## begin

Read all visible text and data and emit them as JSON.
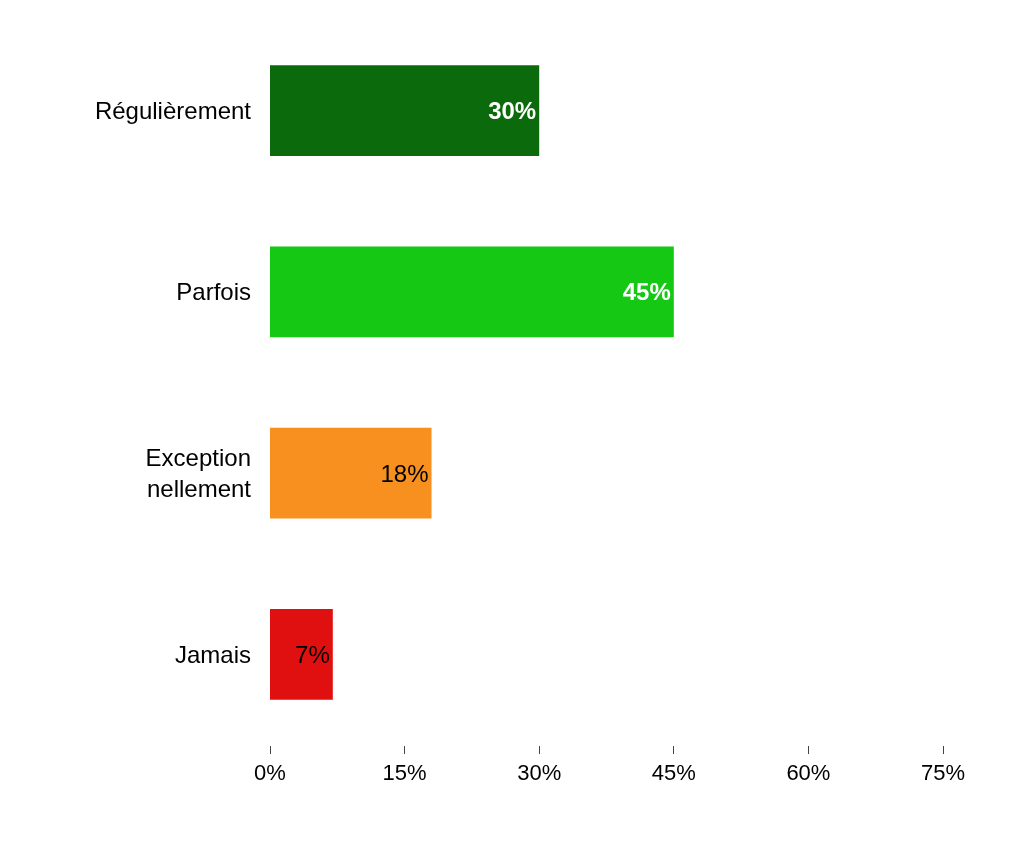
{
  "chart_data": {
    "type": "bar",
    "orientation": "horizontal",
    "categories": [
      "Régulièrement",
      "Parfois",
      "Exception\nnellement",
      "Jamais"
    ],
    "values": [
      30,
      45,
      18,
      7
    ],
    "colors": [
      "#0b6a0b",
      "#14c814",
      "#f7901e",
      "#e01010"
    ],
    "xlim": [
      0,
      75
    ],
    "xticks": [
      {
        "value": 0,
        "label": "0%"
      },
      {
        "value": 15,
        "label": "15%"
      },
      {
        "value": 30,
        "label": "30%"
      },
      {
        "value": 45,
        "label": "45%"
      },
      {
        "value": 60,
        "label": "60%"
      },
      {
        "value": 75,
        "label": "75%"
      }
    ],
    "value_labels": [
      "30%",
      "45%",
      "18%",
      "7%"
    ]
  }
}
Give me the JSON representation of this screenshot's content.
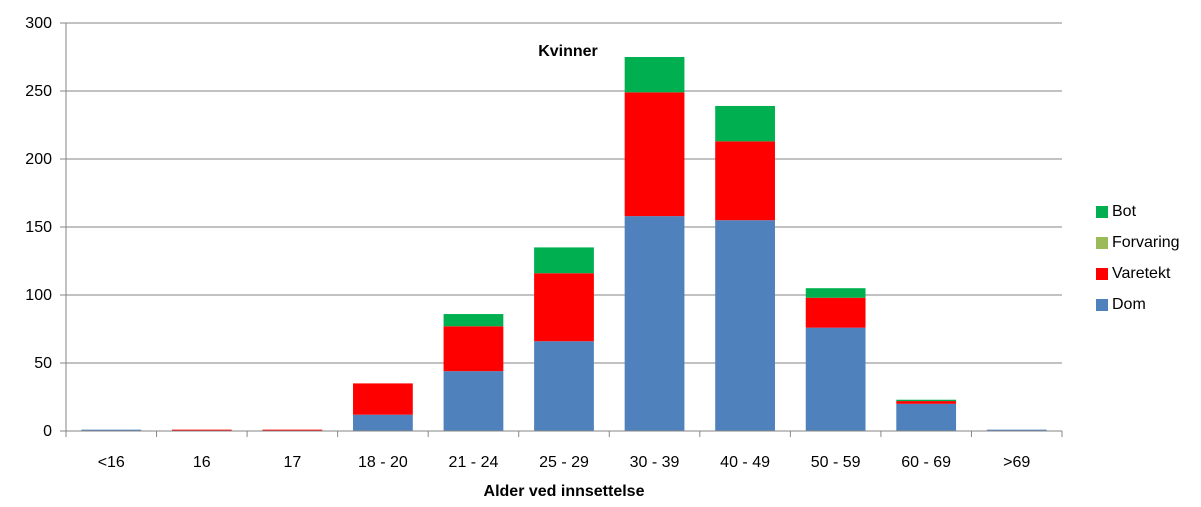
{
  "chart_data": {
    "type": "bar",
    "stacked": true,
    "title": "Kvinner",
    "xlabel": "Alder ved innsettelse",
    "ylabel": "",
    "ylim": [
      0,
      300
    ],
    "yticks": [
      "0",
      "50",
      "100",
      "150",
      "200",
      "250",
      "300"
    ],
    "grid": true,
    "legend_position": "right",
    "categories": [
      "<16",
      "16",
      "17",
      "18 - 20",
      "21 - 24",
      "25 - 29",
      "30 - 39",
      "40 - 49",
      "50 - 59",
      "60 - 69",
      ">69"
    ],
    "series": [
      {
        "name": "Dom",
        "color": "#4F81BD",
        "values": [
          1,
          0,
          0,
          12,
          44,
          66,
          158,
          155,
          76,
          20,
          1
        ]
      },
      {
        "name": "Varetekt",
        "color": "#FF0000",
        "values": [
          0,
          1,
          1,
          23,
          33,
          50,
          91,
          58,
          22,
          2,
          0
        ]
      },
      {
        "name": "Forvaring",
        "color": "#9BBB59",
        "values": [
          0,
          0,
          0,
          0,
          0,
          0,
          0,
          0,
          0,
          0,
          0
        ]
      },
      {
        "name": "Bot",
        "color": "#00B050",
        "values": [
          0,
          0,
          0,
          0,
          9,
          19,
          26,
          26,
          7,
          1,
          0
        ]
      }
    ],
    "legend_order": [
      "Bot",
      "Forvaring",
      "Varetekt",
      "Dom"
    ]
  }
}
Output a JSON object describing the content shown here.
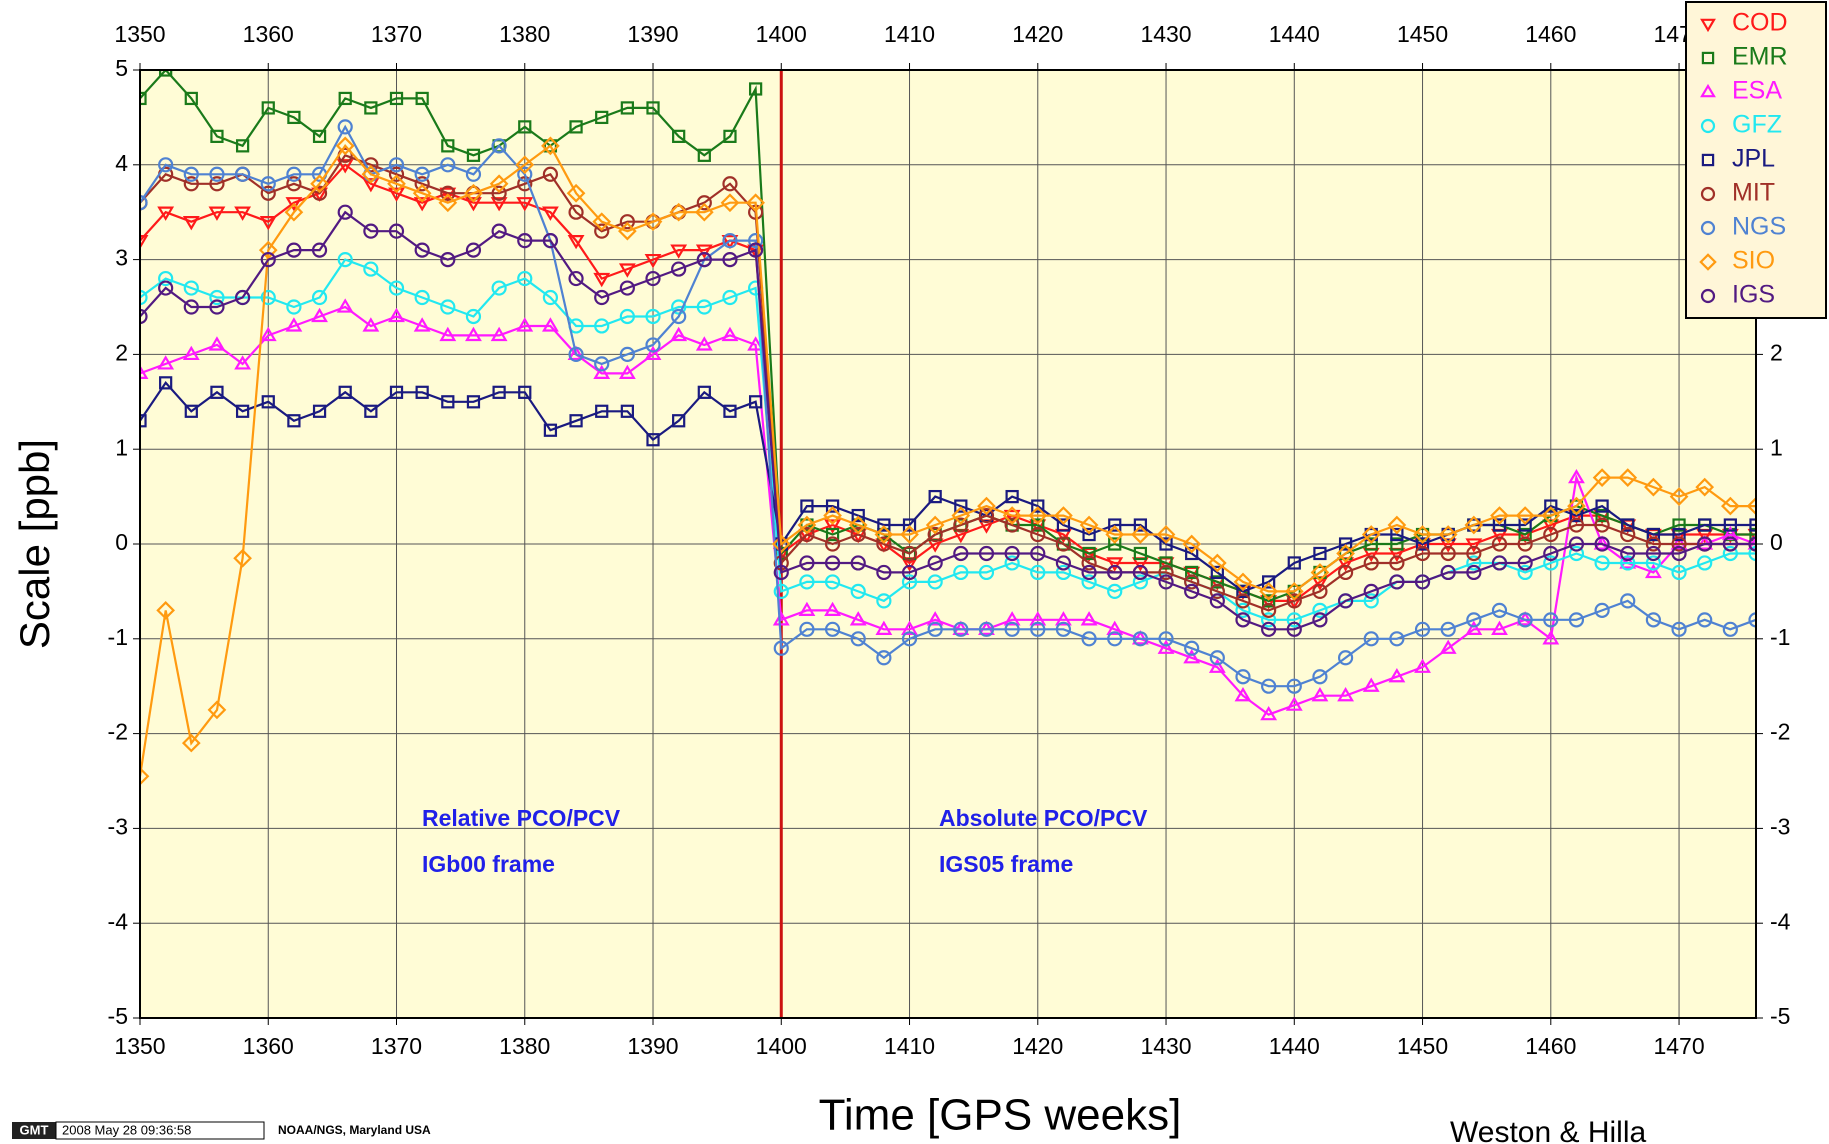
{
  "chart_data": {
    "type": "line",
    "xlabel": "Time [GPS weeks]",
    "ylabel": "Scale [ppb]",
    "x": [
      1350,
      1352,
      1354,
      1356,
      1358,
      1360,
      1362,
      1364,
      1366,
      1368,
      1370,
      1372,
      1374,
      1376,
      1378,
      1380,
      1382,
      1384,
      1386,
      1388,
      1390,
      1392,
      1394,
      1396,
      1398,
      1400,
      1402,
      1404,
      1406,
      1408,
      1410,
      1412,
      1414,
      1416,
      1418,
      1420,
      1422,
      1424,
      1426,
      1428,
      1430,
      1432,
      1434,
      1436,
      1438,
      1440,
      1442,
      1444,
      1446,
      1448,
      1450,
      1452,
      1454,
      1456,
      1458,
      1460,
      1462,
      1464,
      1466,
      1468,
      1470,
      1472,
      1474,
      1476
    ],
    "xlim": [
      1350,
      1476
    ],
    "xticks": [
      1350,
      1360,
      1370,
      1380,
      1390,
      1400,
      1410,
      1420,
      1430,
      1440,
      1450,
      1460,
      1470
    ],
    "ylim": [
      -5,
      5
    ],
    "yticks": [
      -5,
      -4,
      -3,
      -2,
      -1,
      0,
      1,
      2,
      3,
      4,
      5
    ],
    "grid": true,
    "legend": "upper right",
    "plot_background": "#fffcd6",
    "reference_line": {
      "x": 1400,
      "color": "#cc1111"
    },
    "series": [
      {
        "name": "COD",
        "color": "#ff1a1a",
        "marker": "triangle-down",
        "values": [
          3.2,
          3.5,
          3.4,
          3.5,
          3.5,
          3.4,
          3.6,
          3.7,
          4.0,
          3.8,
          3.7,
          3.6,
          3.7,
          3.6,
          3.6,
          3.6,
          3.5,
          3.2,
          2.8,
          2.9,
          3.0,
          3.1,
          3.1,
          3.2,
          3.1,
          -0.1,
          0.1,
          0.2,
          0.1,
          0.0,
          -0.2,
          0.0,
          0.1,
          0.2,
          0.3,
          0.2,
          0.1,
          -0.1,
          -0.2,
          -0.2,
          -0.2,
          -0.3,
          -0.4,
          -0.5,
          -0.6,
          -0.6,
          -0.4,
          -0.2,
          -0.1,
          -0.1,
          0.0,
          0.0,
          0.0,
          0.1,
          0.1,
          0.2,
          0.3,
          0.3,
          0.2,
          0.1,
          0.1,
          0.1,
          0.1,
          0.1
        ]
      },
      {
        "name": "EMR",
        "color": "#1a7a1a",
        "marker": "square",
        "values": [
          4.7,
          5.0,
          4.7,
          4.3,
          4.2,
          4.6,
          4.5,
          4.3,
          4.7,
          4.6,
          4.7,
          4.7,
          4.2,
          4.1,
          4.2,
          4.4,
          4.2,
          4.4,
          4.5,
          4.6,
          4.6,
          4.3,
          4.1,
          4.3,
          4.8,
          -0.1,
          0.2,
          0.1,
          0.2,
          0.1,
          -0.1,
          0.1,
          0.2,
          0.3,
          0.2,
          0.2,
          0.0,
          -0.1,
          0.0,
          -0.1,
          -0.2,
          -0.3,
          -0.4,
          -0.5,
          -0.6,
          -0.5,
          -0.3,
          -0.1,
          0.0,
          0.0,
          0.1,
          0.1,
          0.2,
          0.2,
          0.1,
          0.3,
          0.4,
          0.3,
          0.2,
          0.1,
          0.2,
          0.2,
          0.1,
          0.1
        ]
      },
      {
        "name": "ESA",
        "color": "#ff1aff",
        "marker": "triangle-up",
        "values": [
          1.8,
          1.9,
          2.0,
          2.1,
          1.9,
          2.2,
          2.3,
          2.4,
          2.5,
          2.3,
          2.4,
          2.3,
          2.2,
          2.2,
          2.2,
          2.3,
          2.3,
          2.0,
          1.8,
          1.8,
          2.0,
          2.2,
          2.1,
          2.2,
          2.1,
          -0.8,
          -0.7,
          -0.7,
          -0.8,
          -0.9,
          -0.9,
          -0.8,
          -0.9,
          -0.9,
          -0.8,
          -0.8,
          -0.8,
          -0.8,
          -0.9,
          -1.0,
          -1.1,
          -1.2,
          -1.3,
          -1.6,
          -1.8,
          -1.7,
          -1.6,
          -1.6,
          -1.5,
          -1.4,
          -1.3,
          -1.1,
          -0.9,
          -0.9,
          -0.8,
          -1.0,
          0.7,
          0.0,
          -0.2,
          -0.3,
          0.0,
          0.0,
          0.1,
          0.0
        ]
      },
      {
        "name": "GFZ",
        "color": "#22e8f0",
        "marker": "circle",
        "values": [
          2.6,
          2.8,
          2.7,
          2.6,
          2.6,
          2.6,
          2.5,
          2.6,
          3.0,
          2.9,
          2.7,
          2.6,
          2.5,
          2.4,
          2.7,
          2.8,
          2.6,
          2.3,
          2.3,
          2.4,
          2.4,
          2.5,
          2.5,
          2.6,
          2.7,
          -0.5,
          -0.4,
          -0.4,
          -0.5,
          -0.6,
          -0.4,
          -0.4,
          -0.3,
          -0.3,
          -0.2,
          -0.3,
          -0.3,
          -0.4,
          -0.5,
          -0.4,
          -0.3,
          -0.4,
          -0.5,
          -0.7,
          -0.8,
          -0.8,
          -0.7,
          -0.6,
          -0.6,
          -0.4,
          -0.4,
          -0.3,
          -0.2,
          -0.2,
          -0.3,
          -0.2,
          -0.1,
          -0.2,
          -0.2,
          -0.2,
          -0.3,
          -0.2,
          -0.1,
          -0.1
        ]
      },
      {
        "name": "JPL",
        "color": "#1a1a80",
        "marker": "square",
        "values": [
          1.3,
          1.7,
          1.4,
          1.6,
          1.4,
          1.5,
          1.3,
          1.4,
          1.6,
          1.4,
          1.6,
          1.6,
          1.5,
          1.5,
          1.6,
          1.6,
          1.2,
          1.3,
          1.4,
          1.4,
          1.1,
          1.3,
          1.6,
          1.4,
          1.5,
          0.0,
          0.4,
          0.4,
          0.3,
          0.2,
          0.2,
          0.5,
          0.4,
          0.3,
          0.5,
          0.4,
          0.2,
          0.1,
          0.2,
          0.2,
          0.0,
          -0.1,
          -0.3,
          -0.5,
          -0.4,
          -0.2,
          -0.1,
          0.0,
          0.1,
          0.1,
          0.0,
          0.1,
          0.2,
          0.2,
          0.2,
          0.4,
          0.3,
          0.4,
          0.2,
          0.1,
          0.1,
          0.2,
          0.2,
          0.2
        ]
      },
      {
        "name": "MIT",
        "color": "#a03028",
        "marker": "circle",
        "values": [
          3.6,
          3.9,
          3.8,
          3.8,
          3.9,
          3.7,
          3.8,
          3.7,
          4.1,
          4.0,
          3.9,
          3.8,
          3.7,
          3.7,
          3.7,
          3.8,
          3.9,
          3.5,
          3.3,
          3.4,
          3.4,
          3.5,
          3.6,
          3.8,
          3.5,
          -0.2,
          0.1,
          0.0,
          0.1,
          0.0,
          -0.1,
          0.1,
          0.2,
          0.3,
          0.2,
          0.1,
          0.0,
          -0.2,
          -0.3,
          -0.3,
          -0.3,
          -0.4,
          -0.5,
          -0.6,
          -0.7,
          -0.6,
          -0.5,
          -0.3,
          -0.2,
          -0.2,
          -0.1,
          -0.1,
          -0.1,
          0.0,
          0.0,
          0.1,
          0.2,
          0.2,
          0.1,
          0.0,
          0.0,
          0.0,
          0.0,
          0.0
        ]
      },
      {
        "name": "NGS",
        "color": "#4f82d2",
        "marker": "circle",
        "values": [
          3.6,
          4.0,
          3.9,
          3.9,
          3.9,
          3.8,
          3.9,
          3.9,
          4.4,
          3.9,
          4.0,
          3.9,
          4.0,
          3.9,
          4.2,
          3.9,
          3.2,
          2.0,
          1.9,
          2.0,
          2.1,
          2.4,
          3.0,
          3.2,
          3.2,
          -1.1,
          -0.9,
          -0.9,
          -1.0,
          -1.2,
          -1.0,
          -0.9,
          -0.9,
          -0.9,
          -0.9,
          -0.9,
          -0.9,
          -1.0,
          -1.0,
          -1.0,
          -1.0,
          -1.1,
          -1.2,
          -1.4,
          -1.5,
          -1.5,
          -1.4,
          -1.2,
          -1.0,
          -1.0,
          -0.9,
          -0.9,
          -0.8,
          -0.7,
          -0.8,
          -0.8,
          -0.8,
          -0.7,
          -0.6,
          -0.8,
          -0.9,
          -0.8,
          -0.9,
          -0.8
        ]
      },
      {
        "name": "SIO",
        "color": "#ff9a10",
        "marker": "diamond",
        "values": [
          -2.45,
          -0.7,
          -2.1,
          -1.75,
          -0.15,
          3.1,
          3.5,
          3.8,
          4.2,
          3.9,
          3.8,
          3.7,
          3.6,
          3.7,
          3.8,
          4.0,
          4.2,
          3.7,
          3.4,
          3.3,
          3.4,
          3.5,
          3.5,
          3.6,
          3.6,
          0.0,
          0.2,
          0.3,
          0.2,
          0.1,
          0.1,
          0.2,
          0.3,
          0.4,
          0.3,
          0.3,
          0.3,
          0.2,
          0.1,
          0.1,
          0.1,
          0.0,
          -0.2,
          -0.4,
          -0.5,
          -0.5,
          -0.3,
          -0.1,
          0.1,
          0.2,
          0.1,
          0.1,
          0.2,
          0.3,
          0.3,
          0.3,
          0.4,
          0.7,
          0.7,
          0.6,
          0.5,
          0.6,
          0.4,
          0.4
        ]
      },
      {
        "name": "IGS",
        "color": "#521a82",
        "marker": "circle",
        "values": [
          2.4,
          2.7,
          2.5,
          2.5,
          2.6,
          3.0,
          3.1,
          3.1,
          3.5,
          3.3,
          3.3,
          3.1,
          3.0,
          3.1,
          3.3,
          3.2,
          3.2,
          2.8,
          2.6,
          2.7,
          2.8,
          2.9,
          3.0,
          3.0,
          3.1,
          -0.3,
          -0.2,
          -0.2,
          -0.2,
          -0.3,
          -0.3,
          -0.2,
          -0.1,
          -0.1,
          -0.1,
          -0.1,
          -0.2,
          -0.3,
          -0.3,
          -0.3,
          -0.4,
          -0.5,
          -0.6,
          -0.8,
          -0.9,
          -0.9,
          -0.8,
          -0.6,
          -0.5,
          -0.4,
          -0.4,
          -0.3,
          -0.3,
          -0.2,
          -0.2,
          -0.1,
          0.0,
          0.0,
          -0.1,
          -0.1,
          -0.1,
          0.0,
          0.0,
          0.0
        ]
      }
    ],
    "annotations": [
      "Relative PCO/PCV",
      "IGb00 frame",
      "Absolute PCO/PCV",
      "IGS05 frame"
    ],
    "footer": {
      "logo": "GMT",
      "timestamp": "2008 May 28 09:36:58",
      "source": "NOAA/NGS, Maryland USA",
      "credit": "Weston & Hilla"
    }
  }
}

## end

_EXERCISE DETAILS:_
Identify each line in the records above containing the word "triangle"; copy those lines.

_TASK OUTPUT:_
        "marker": "triangle-down",
        "marker": "triangle-up",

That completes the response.